## Excerpt provided

┌────────

Research Interests

Work in my lab focuses on the molecular machines supporting genetic integrity, DNA replication, recombination and repair. Understanding the molecular bases and regulation of these processes is fundamentally important because accumulation or incomplete repair of DNA lesions, erroneous attempts to reestablish damaged replication forks can lead to genetic instability and chromosomal rearrangements contributing to cancer, aging, chemotherapy resistance, or numerous diseases associated with expansion of repetitive sequences.

We study genome stability at the most fundamental level aiming to determine how a conformational protein dynamics and dynamic protein-protein and protein nucleic acids interactions drive “cellular decision making”. We utilize a broad spectrum of techniques from biochemical reconstitutions of DNA recombination, repair and replication reactions, to structural, biophysical and single-molecule analyses of the proteins and enzymes coordinating these reactions. In our work, we combine several single-molecule approaches. These include single-molecule total internal reflection fluorescence microscopy (smTIRFM), confocal single-molecule Forster Resonance Energy Transfer (smFRET), mass-photometry and correlated optical tweezers and fluorescent microscopy (CTFM). To complement our understanding of architectural plasticity and conformational dynamics of macromolecular complexes with structural information, we use experimental structural approaches, such as cryogenic electron microscopy (Cryo-EM) and X-ray Crystallography.  Our goal is to understand the coordinated and dynamic nucleoprotein transactions critical for high fidelity DNA repair and replication, to dissect the mechanisms that funnel “normal” DNA repair intermediates into “rogue” processes that destabilize the genome and lead to neuromuscular diseases, cancer, and/or emergence of chemotherapeutic resistance, and to be able to manipulate these processes in development of new therapeutics.

└────────

## Requirement A
Answer each question from the research interests text.
(i) What does the lab's work focus on?
(ii) What does the abbreviation CTFM stand for?
(iii) Which experimental structural approaches does the lab use?
## Requirement B
Say whether each statement agrees with the research interests text, and quote the words that decide it.
(i) Mass-photometry is one of the single-molecule approaches the lab combines.
(ii) The lab gets its structural information only from computational modeling.
(iii) One of the lab's goals is to manipulate these processes in developing new therapeutics.
## Requirement C
Carry the research interests text forward from its last sentence.

Dataset entries
┌────────

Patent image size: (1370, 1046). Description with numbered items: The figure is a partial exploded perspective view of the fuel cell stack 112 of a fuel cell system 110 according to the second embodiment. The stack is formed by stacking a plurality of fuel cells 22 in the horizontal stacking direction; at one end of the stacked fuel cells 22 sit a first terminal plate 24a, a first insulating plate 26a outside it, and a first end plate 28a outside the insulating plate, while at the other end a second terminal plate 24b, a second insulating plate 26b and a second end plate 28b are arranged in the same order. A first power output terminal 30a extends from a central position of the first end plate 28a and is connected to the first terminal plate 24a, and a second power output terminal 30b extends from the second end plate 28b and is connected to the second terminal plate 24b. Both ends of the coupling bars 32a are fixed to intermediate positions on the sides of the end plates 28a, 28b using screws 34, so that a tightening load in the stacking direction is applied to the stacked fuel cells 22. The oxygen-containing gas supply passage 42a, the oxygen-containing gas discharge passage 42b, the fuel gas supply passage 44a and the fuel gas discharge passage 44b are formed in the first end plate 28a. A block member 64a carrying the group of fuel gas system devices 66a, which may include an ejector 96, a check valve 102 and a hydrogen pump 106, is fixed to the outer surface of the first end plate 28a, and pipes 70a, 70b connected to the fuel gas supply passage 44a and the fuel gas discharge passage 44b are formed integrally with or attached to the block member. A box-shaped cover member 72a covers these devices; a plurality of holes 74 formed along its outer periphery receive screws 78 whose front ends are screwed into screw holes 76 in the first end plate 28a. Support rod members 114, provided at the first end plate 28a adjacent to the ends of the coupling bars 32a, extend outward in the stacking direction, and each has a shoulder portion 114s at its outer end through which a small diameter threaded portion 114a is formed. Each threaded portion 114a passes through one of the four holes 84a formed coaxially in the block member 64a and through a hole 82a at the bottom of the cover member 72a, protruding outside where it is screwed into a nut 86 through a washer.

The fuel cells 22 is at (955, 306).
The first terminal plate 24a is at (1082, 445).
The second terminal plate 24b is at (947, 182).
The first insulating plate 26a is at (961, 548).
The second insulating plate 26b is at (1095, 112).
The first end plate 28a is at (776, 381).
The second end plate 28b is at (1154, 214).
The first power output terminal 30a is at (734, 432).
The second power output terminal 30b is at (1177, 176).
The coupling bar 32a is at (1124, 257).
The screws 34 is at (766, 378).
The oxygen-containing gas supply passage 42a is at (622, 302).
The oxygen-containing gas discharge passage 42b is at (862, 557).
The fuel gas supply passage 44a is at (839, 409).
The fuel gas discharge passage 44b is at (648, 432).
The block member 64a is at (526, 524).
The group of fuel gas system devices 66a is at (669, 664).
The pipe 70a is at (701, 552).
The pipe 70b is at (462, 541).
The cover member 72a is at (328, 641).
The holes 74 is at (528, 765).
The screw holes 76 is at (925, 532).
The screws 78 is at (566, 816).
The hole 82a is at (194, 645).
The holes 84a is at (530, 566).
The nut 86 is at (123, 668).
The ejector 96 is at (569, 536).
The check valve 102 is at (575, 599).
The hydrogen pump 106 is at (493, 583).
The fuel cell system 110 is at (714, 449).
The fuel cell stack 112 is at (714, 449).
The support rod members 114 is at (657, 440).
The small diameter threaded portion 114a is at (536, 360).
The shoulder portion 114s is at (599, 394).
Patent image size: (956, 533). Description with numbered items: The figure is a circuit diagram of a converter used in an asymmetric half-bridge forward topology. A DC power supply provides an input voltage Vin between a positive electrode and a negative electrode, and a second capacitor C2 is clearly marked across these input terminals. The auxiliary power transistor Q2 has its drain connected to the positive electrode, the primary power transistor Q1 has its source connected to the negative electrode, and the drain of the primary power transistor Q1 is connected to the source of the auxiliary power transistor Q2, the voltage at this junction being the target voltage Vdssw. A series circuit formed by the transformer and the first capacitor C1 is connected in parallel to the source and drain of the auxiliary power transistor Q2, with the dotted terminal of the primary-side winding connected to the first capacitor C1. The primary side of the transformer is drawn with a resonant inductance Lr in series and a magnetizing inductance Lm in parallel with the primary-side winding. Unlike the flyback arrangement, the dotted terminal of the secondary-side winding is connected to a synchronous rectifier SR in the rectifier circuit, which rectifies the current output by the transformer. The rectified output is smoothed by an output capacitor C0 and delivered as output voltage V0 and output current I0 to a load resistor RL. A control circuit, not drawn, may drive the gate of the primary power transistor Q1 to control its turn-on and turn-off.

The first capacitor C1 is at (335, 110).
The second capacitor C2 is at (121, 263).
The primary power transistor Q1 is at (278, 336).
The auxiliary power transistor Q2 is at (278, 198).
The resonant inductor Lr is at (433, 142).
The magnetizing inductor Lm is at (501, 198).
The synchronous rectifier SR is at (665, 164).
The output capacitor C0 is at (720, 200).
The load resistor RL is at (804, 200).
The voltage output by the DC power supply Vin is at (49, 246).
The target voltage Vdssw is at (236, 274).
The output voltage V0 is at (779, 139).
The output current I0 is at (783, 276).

└────────

## Response area A
(i) The molecular machines supporting genetic integrity, DNA replication, recombination and repair.
(ii) Correlated optical tweezers and fluorescent microscopy.
(iii) Cryogenic electron microscopy (Cryo-EM) and X-ray Crystallography.

## Response area B
(i) Yes: "These include single-molecule total internal reflection fluorescence microscopy (smTIRFM), confocal single-molecule Forster Resonance Energy Transfer (smFRET), mass-photometry and correlated optical tweezers and fluorescent microscopy (CTFM)."
(ii) No: "we use experimental structural approaches, such as cryogenic electron microscopy (Cryo-EM) and X-ray Crystallography."
(iii) Yes: "to be able to manipulate these processes in development of new therapeutics."

## Response area C
Current directions in our research are supported by grants from the National Institutes of Health (NIGMS R35GM131704 MIRA and NCI NIH R01CA232425, R21CA270300) and pilot grants from the University of Iowa HCCC. Several projects in the lab are focused on understanding of (1) how non-canonical DNA structures and repetitive, difficult to replicate DNA sequences affect genome stability; (2) how stalled DNA replication forks are protected and/or channeled into various repair and restart events; (3) how we can target the key protein in the above processes to develop novel therapeutics targeting cancer and repeat expansion diseases.